■ DATA EXCERPTS ■

++++++++

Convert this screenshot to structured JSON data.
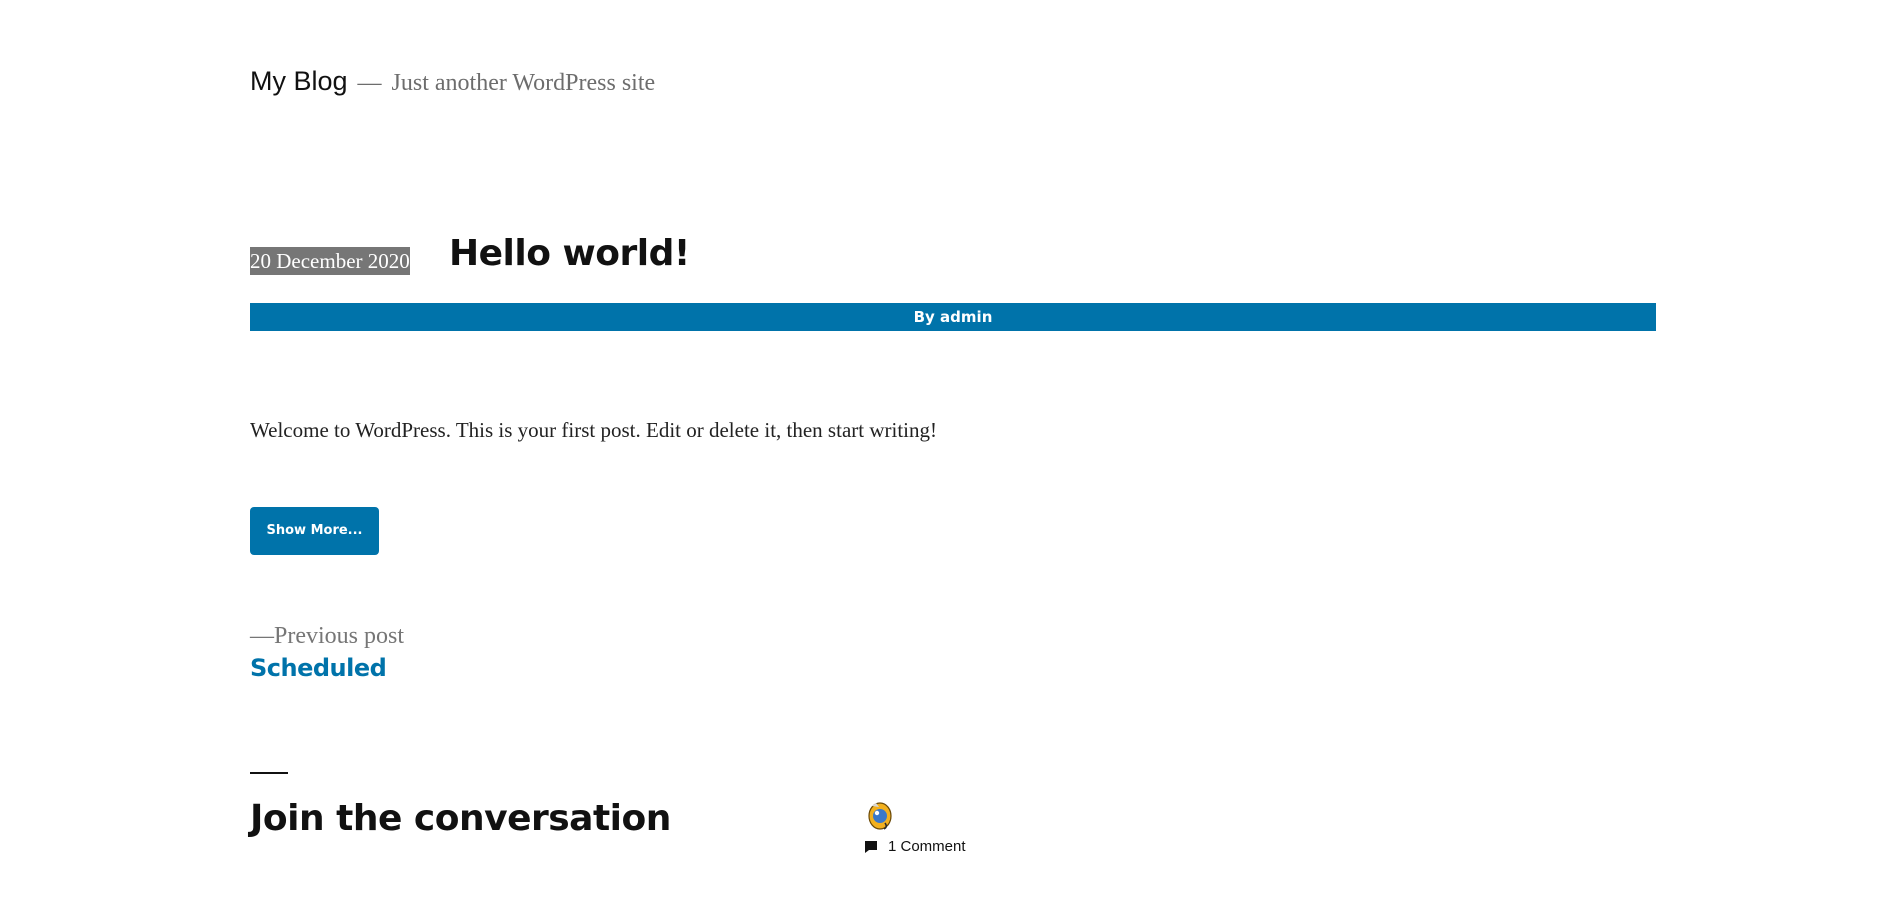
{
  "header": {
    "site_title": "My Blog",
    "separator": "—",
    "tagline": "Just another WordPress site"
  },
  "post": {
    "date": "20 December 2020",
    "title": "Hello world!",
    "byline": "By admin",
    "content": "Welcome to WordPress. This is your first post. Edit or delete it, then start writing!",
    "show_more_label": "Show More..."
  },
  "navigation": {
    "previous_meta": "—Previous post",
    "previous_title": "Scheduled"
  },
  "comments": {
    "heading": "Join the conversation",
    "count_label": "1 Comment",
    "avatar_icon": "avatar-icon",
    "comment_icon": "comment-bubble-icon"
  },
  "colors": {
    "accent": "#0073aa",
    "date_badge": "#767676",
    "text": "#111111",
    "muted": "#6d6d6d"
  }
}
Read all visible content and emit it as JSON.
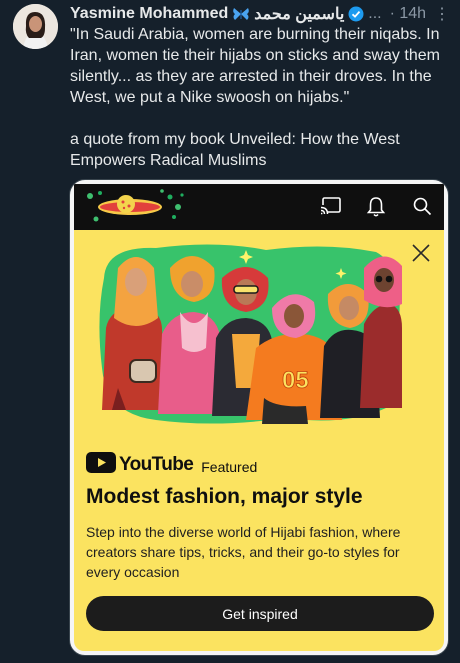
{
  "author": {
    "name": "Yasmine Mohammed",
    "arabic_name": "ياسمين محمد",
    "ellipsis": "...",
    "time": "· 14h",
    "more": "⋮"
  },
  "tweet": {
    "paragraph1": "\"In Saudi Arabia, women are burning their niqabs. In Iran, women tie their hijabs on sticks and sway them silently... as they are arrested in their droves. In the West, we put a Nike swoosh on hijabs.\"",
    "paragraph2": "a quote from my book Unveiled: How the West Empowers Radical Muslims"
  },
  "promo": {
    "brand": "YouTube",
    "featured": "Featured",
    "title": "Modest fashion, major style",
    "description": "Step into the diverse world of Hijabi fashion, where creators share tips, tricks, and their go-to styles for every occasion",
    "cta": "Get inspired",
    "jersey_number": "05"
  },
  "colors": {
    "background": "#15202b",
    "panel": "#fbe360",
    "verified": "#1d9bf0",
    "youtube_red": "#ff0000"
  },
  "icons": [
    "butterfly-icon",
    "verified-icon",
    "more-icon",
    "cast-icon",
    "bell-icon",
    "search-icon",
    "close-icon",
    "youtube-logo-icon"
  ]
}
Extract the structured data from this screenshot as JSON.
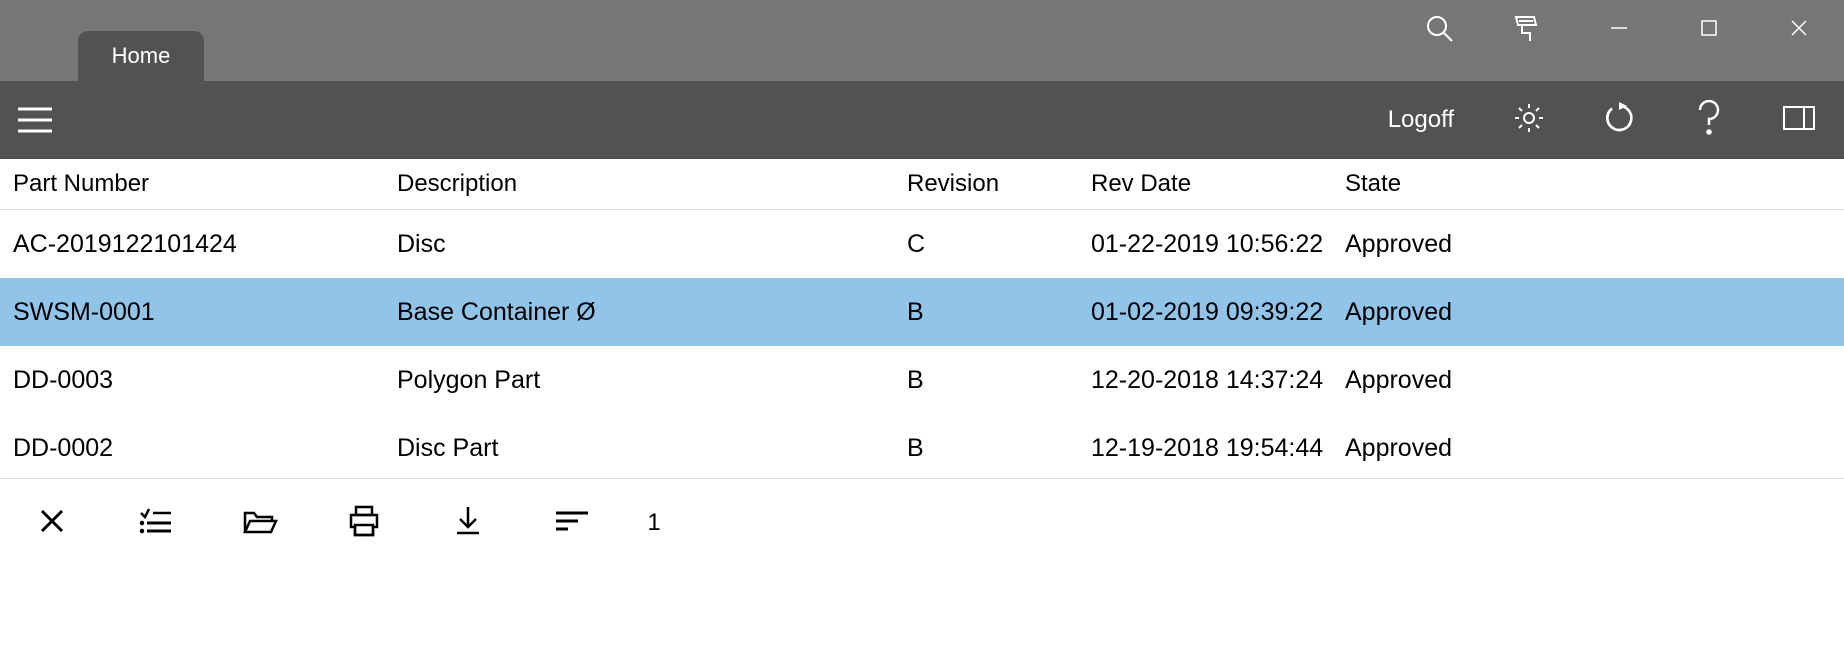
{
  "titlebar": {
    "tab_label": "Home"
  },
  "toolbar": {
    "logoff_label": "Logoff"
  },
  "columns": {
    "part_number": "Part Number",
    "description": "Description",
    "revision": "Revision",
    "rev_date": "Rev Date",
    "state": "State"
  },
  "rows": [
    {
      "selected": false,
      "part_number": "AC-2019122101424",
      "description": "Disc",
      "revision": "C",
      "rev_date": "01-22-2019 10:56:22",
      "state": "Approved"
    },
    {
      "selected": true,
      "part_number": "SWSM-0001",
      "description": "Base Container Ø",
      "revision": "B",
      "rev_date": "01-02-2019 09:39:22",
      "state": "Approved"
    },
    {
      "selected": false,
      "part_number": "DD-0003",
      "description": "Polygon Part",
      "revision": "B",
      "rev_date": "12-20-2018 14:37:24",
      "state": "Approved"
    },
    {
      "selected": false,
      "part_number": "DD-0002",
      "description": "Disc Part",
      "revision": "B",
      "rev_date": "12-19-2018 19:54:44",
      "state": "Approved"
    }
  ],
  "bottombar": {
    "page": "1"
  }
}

++++++++

■ GIVEN REQUEST ■
Do not include images; quote all of the entries above exactly.

■ FULL OUTPUT ■
Convert this screenshot to structured JSON data.
{
  "header": {
    "site_title": "My Blog",
    "separator": "—",
    "tagline": "Just another WordPress site"
  },
  "post": {
    "date": "20 December 2020",
    "title": "Hello world!",
    "byline": "By admin",
    "content": "Welcome to WordPress. This is your first post. Edit or delete it, then start writing!",
    "show_more_label": "Show More..."
  },
  "navigation": {
    "previous_meta": "—Previous post",
    "previous_title": "Scheduled"
  },
  "comments": {
    "heading": "Join the conversation",
    "count_label": "1 Comment",
    "avatar_icon": "avatar-icon",
    "comment_icon": "comment-bubble-icon"
  },
  "colors": {
    "accent": "#0073aa",
    "date_badge": "#767676",
    "text": "#111111",
    "muted": "#6d6d6d"
  }
}
Read all visible content and emit it as JSON.
{
  "author": {
    "name": "Yasmine Mohammed",
    "arabic_name": "ياسمين محمد",
    "ellipsis": "...",
    "time": "· 14h",
    "more": "⋮"
  },
  "tweet": {
    "paragraph1": "\"In Saudi Arabia, women are burning their niqabs. In Iran, women tie their hijabs on sticks and sway them silently... as they are arrested in their droves. In the West, we put a Nike swoosh on hijabs.\"",
    "paragraph2": "a quote from my book Unveiled: How the West Empowers Radical Muslims"
  },
  "promo": {
    "brand": "YouTube",
    "featured": "Featured",
    "title": "Modest fashion, major style",
    "description": "Step into the diverse world of Hijabi fashion, where creators share tips, tricks, and their go-to styles for every occasion",
    "cta": "Get inspired",
    "jersey_number": "05"
  },
  "colors": {
    "background": "#15202b",
    "panel": "#fbe360",
    "verified": "#1d9bf0",
    "youtube_red": "#ff0000"
  },
  "icons": [
    "butterfly-icon",
    "verified-icon",
    "more-icon",
    "cast-icon",
    "bell-icon",
    "search-icon",
    "close-icon",
    "youtube-logo-icon"
  ]
}
Extract the structured data from this screenshot as JSON.
{
  "titlebar": {
    "tab_label": "Home"
  },
  "toolbar": {
    "logoff_label": "Logoff"
  },
  "columns": {
    "part_number": "Part Number",
    "description": "Description",
    "revision": "Revision",
    "rev_date": "Rev Date",
    "state": "State"
  },
  "rows": [
    {
      "selected": false,
      "part_number": "AC-2019122101424",
      "description": "Disc",
      "revision": "C",
      "rev_date": "01-22-2019 10:56:22",
      "state": "Approved"
    },
    {
      "selected": true,
      "part_number": "SWSM-0001",
      "description": "Base Container Ø",
      "revision": "B",
      "rev_date": "01-02-2019 09:39:22",
      "state": "Approved"
    },
    {
      "selected": false,
      "part_number": "DD-0003",
      "description": "Polygon Part",
      "revision": "B",
      "rev_date": "12-20-2018 14:37:24",
      "state": "Approved"
    },
    {
      "selected": false,
      "part_number": "DD-0002",
      "description": "Disc Part",
      "revision": "B",
      "rev_date": "12-19-2018 19:54:44",
      "state": "Approved"
    }
  ],
  "bottombar": {
    "page": "1"
  }
}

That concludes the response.